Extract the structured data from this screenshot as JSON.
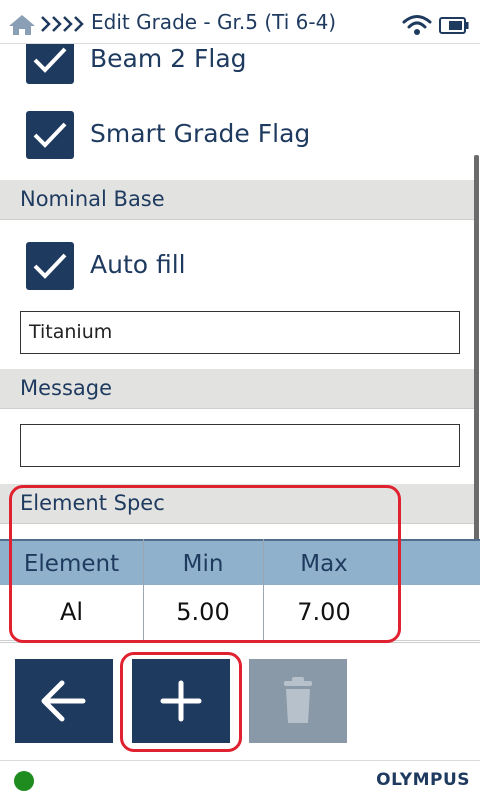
{
  "header": {
    "title": "Edit Grade - Gr.5 (Ti 6-4)",
    "home_icon": "home-icon",
    "breadcrumb_icon": "chevrons-icon",
    "wifi_icon": "wifi-icon",
    "battery_icon": "battery-icon"
  },
  "flags": [
    {
      "label": "Beam 2 Flag",
      "checked": true
    },
    {
      "label": "Smart Grade Flag",
      "checked": true
    }
  ],
  "nominal_base": {
    "section_title": "Nominal Base",
    "autofill_label": "Auto fill",
    "autofill_checked": true,
    "base_value": "Titanium"
  },
  "message": {
    "section_title": "Message",
    "value": ""
  },
  "element_spec": {
    "section_title": "Element Spec",
    "columns": [
      "Element",
      "Min",
      "Max"
    ],
    "rows": [
      [
        "Al",
        "5.00",
        "7.00"
      ]
    ]
  },
  "toolbar": {
    "back_icon": "arrow-left-icon",
    "add_icon": "plus-icon",
    "delete_icon": "trash-icon",
    "delete_enabled": false
  },
  "footer": {
    "status": "connected",
    "status_color": "#1f8c1f",
    "brand": "OLYMPUS"
  },
  "colors": {
    "primary": "#1f3a5f",
    "table_header": "#8fb1cb",
    "section_bg": "#e2e3e1",
    "highlight": "#e0212f",
    "disabled": "#8a99a8"
  }
}
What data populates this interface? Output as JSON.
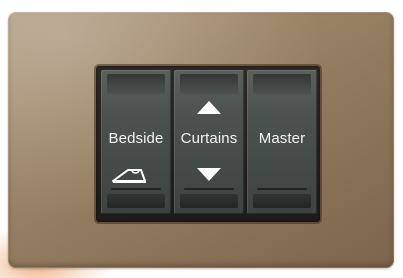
{
  "switches": [
    {
      "label": "Bedside",
      "icon": "bedside-lamp-icon"
    },
    {
      "label": "Curtains",
      "icon_up": "arrow-up-icon",
      "icon_down": "arrow-down-icon"
    },
    {
      "label": "Master"
    }
  ],
  "colors": {
    "plate": "#9b8366",
    "rocker": "#4c5250",
    "frame": "#1e1c1a",
    "label": "#f2f2f2"
  }
}
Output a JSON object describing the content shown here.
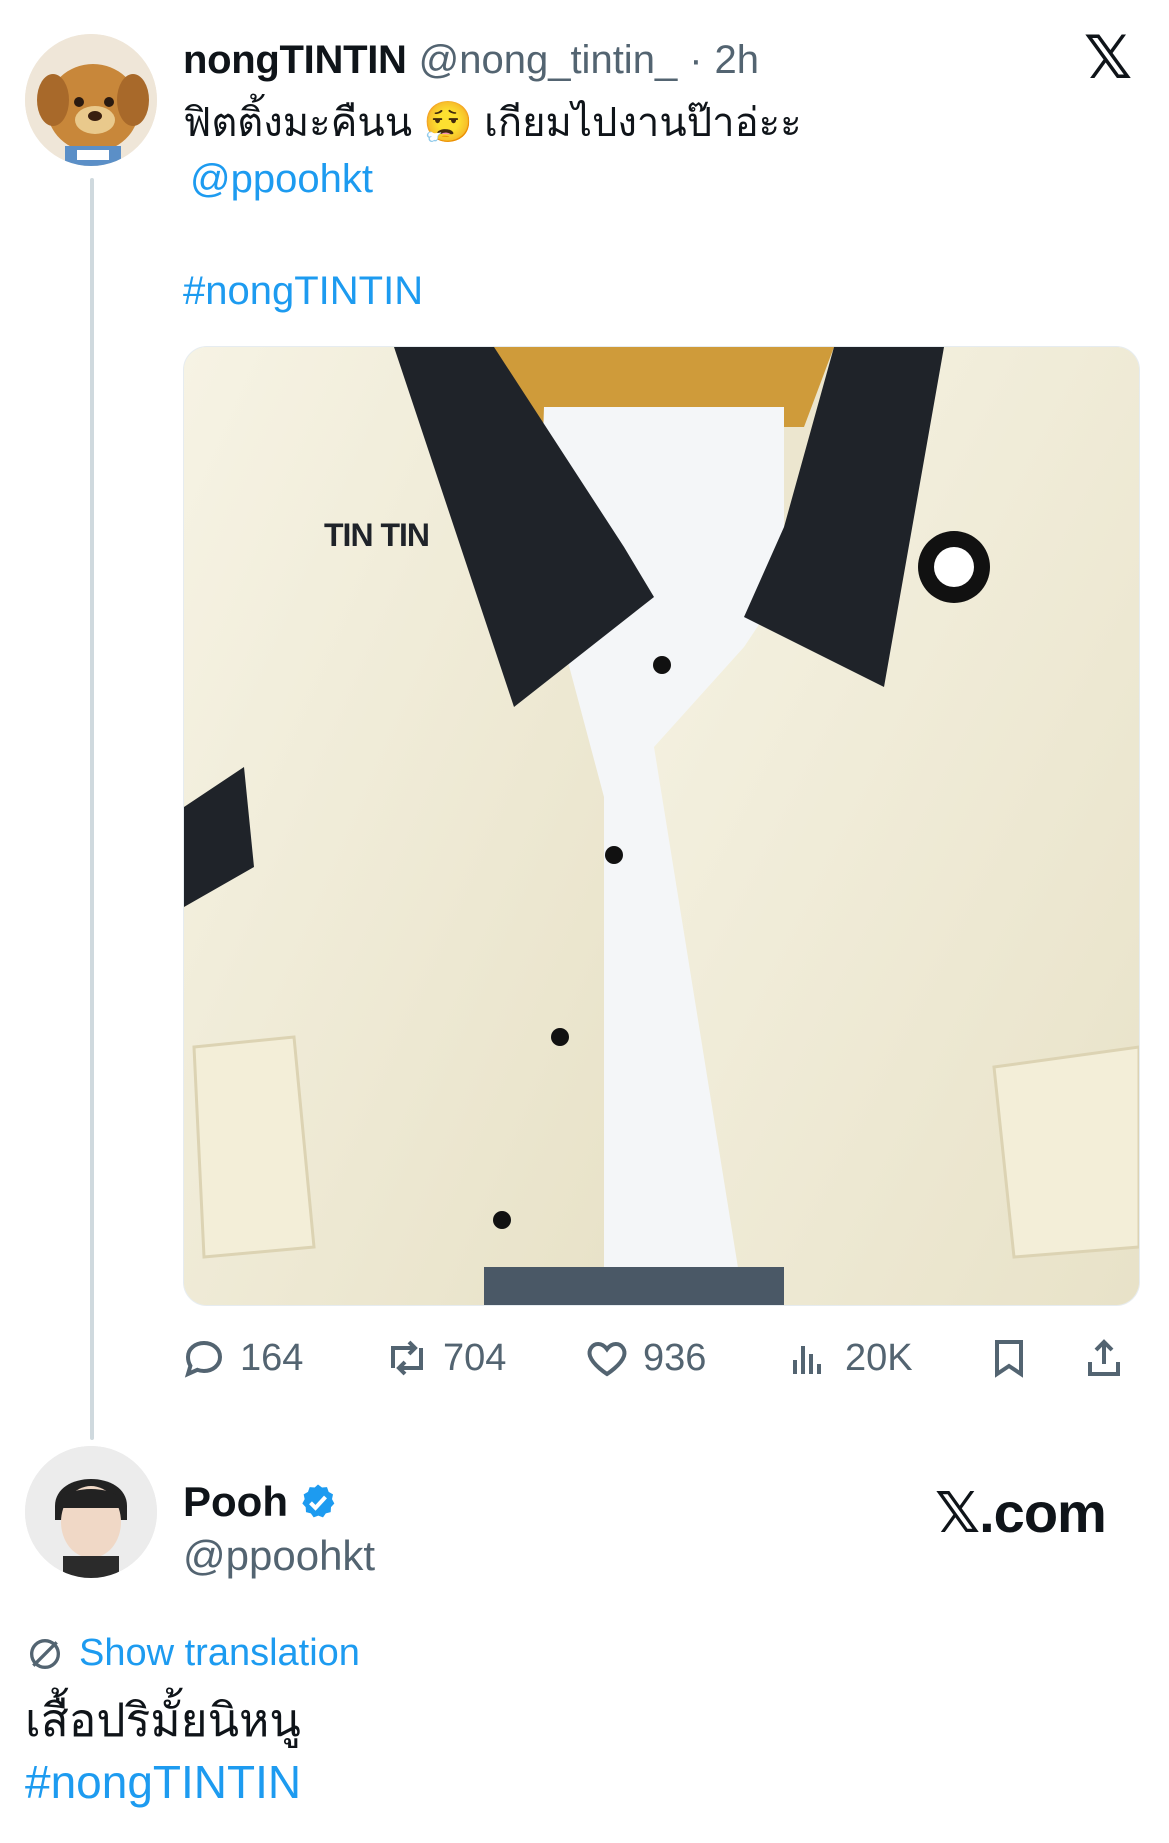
{
  "tweet": {
    "display_name": "nongTINTIN",
    "handle": "@nong_tintin_",
    "time": "2h",
    "separator": "·",
    "text_line1": "ฟิตติ้งมะคืนน",
    "emoji": "😮‍💨",
    "text_line1_after": "เกียมไปงานป๊าอ่ะะ",
    "mention": "@ppoohkt",
    "hashtag": "#nongTINTIN",
    "media_label": "TIN TIN",
    "stats": {
      "replies": "164",
      "reposts": "704",
      "likes": "936",
      "views": "20K"
    }
  },
  "reply": {
    "display_name": "Pooh",
    "handle": "@ppoohkt",
    "verified": true,
    "show_translation": "Show translation",
    "text": "เสื้อปริมั้ยนิหนู",
    "hashtag": "#nongTINTIN"
  },
  "branding": {
    "x_logo": "𝕏",
    "xcom_label": "𝕏.com"
  },
  "colors": {
    "accent": "#1d9bf0",
    "muted": "#536471",
    "text": "#0f1419"
  }
}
════════════════════
Task details:
Omit every picture, and otherwise quote the entries exactly.

Written response:
Extract the structured data from this screenshot as JSON.
{
  "header": {
    "title": "Edit Grade - Gr.5 (Ti 6-4)",
    "home_icon": "home-icon",
    "breadcrumb_icon": "chevrons-icon",
    "wifi_icon": "wifi-icon",
    "battery_icon": "battery-icon"
  },
  "flags": [
    {
      "label": "Beam 2 Flag",
      "checked": true
    },
    {
      "label": "Smart Grade Flag",
      "checked": true
    }
  ],
  "nominal_base": {
    "section_title": "Nominal Base",
    "autofill_label": "Auto fill",
    "autofill_checked": true,
    "base_value": "Titanium"
  },
  "message": {
    "section_title": "Message",
    "value": ""
  },
  "element_spec": {
    "section_title": "Element Spec",
    "columns": [
      "Element",
      "Min",
      "Max"
    ],
    "rows": [
      [
        "Al",
        "5.00",
        "7.00"
      ]
    ]
  },
  "toolbar": {
    "back_icon": "arrow-left-icon",
    "add_icon": "plus-icon",
    "delete_icon": "trash-icon",
    "delete_enabled": false
  },
  "footer": {
    "status": "connected",
    "status_color": "#1f8c1f",
    "brand": "OLYMPUS"
  },
  "colors": {
    "primary": "#1f3a5f",
    "table_header": "#8fb1cb",
    "section_bg": "#e2e3e1",
    "highlight": "#e0212f",
    "disabled": "#8a99a8"
  }
}
What data populates this interface? Output as JSON.
{
  "switches": [
    {
      "label": "Bedside",
      "icon": "bedside-lamp-icon"
    },
    {
      "label": "Curtains",
      "icon_up": "arrow-up-icon",
      "icon_down": "arrow-down-icon"
    },
    {
      "label": "Master"
    }
  ],
  "colors": {
    "plate": "#9b8366",
    "rocker": "#4c5250",
    "frame": "#1e1c1a",
    "label": "#f2f2f2"
  }
}
Output a JSON object describing the content shown here.
{
  "tweet": {
    "display_name": "nongTINTIN",
    "handle": "@nong_tintin_",
    "time": "2h",
    "separator": "·",
    "text_line1": "ฟิตติ้งมะคืนน",
    "emoji": "😮‍💨",
    "text_line1_after": "เกียมไปงานป๊าอ่ะะ",
    "mention": "@ppoohkt",
    "hashtag": "#nongTINTIN",
    "media_label": "TIN TIN",
    "stats": {
      "replies": "164",
      "reposts": "704",
      "likes": "936",
      "views": "20K"
    }
  },
  "reply": {
    "display_name": "Pooh",
    "handle": "@ppoohkt",
    "verified": true,
    "show_translation": "Show translation",
    "text": "เสื้อปริมั้ยนิหนู",
    "hashtag": "#nongTINTIN"
  },
  "branding": {
    "x_logo": "𝕏",
    "xcom_label": "𝕏.com"
  },
  "colors": {
    "accent": "#1d9bf0",
    "muted": "#536471",
    "text": "#0f1419"
  }
}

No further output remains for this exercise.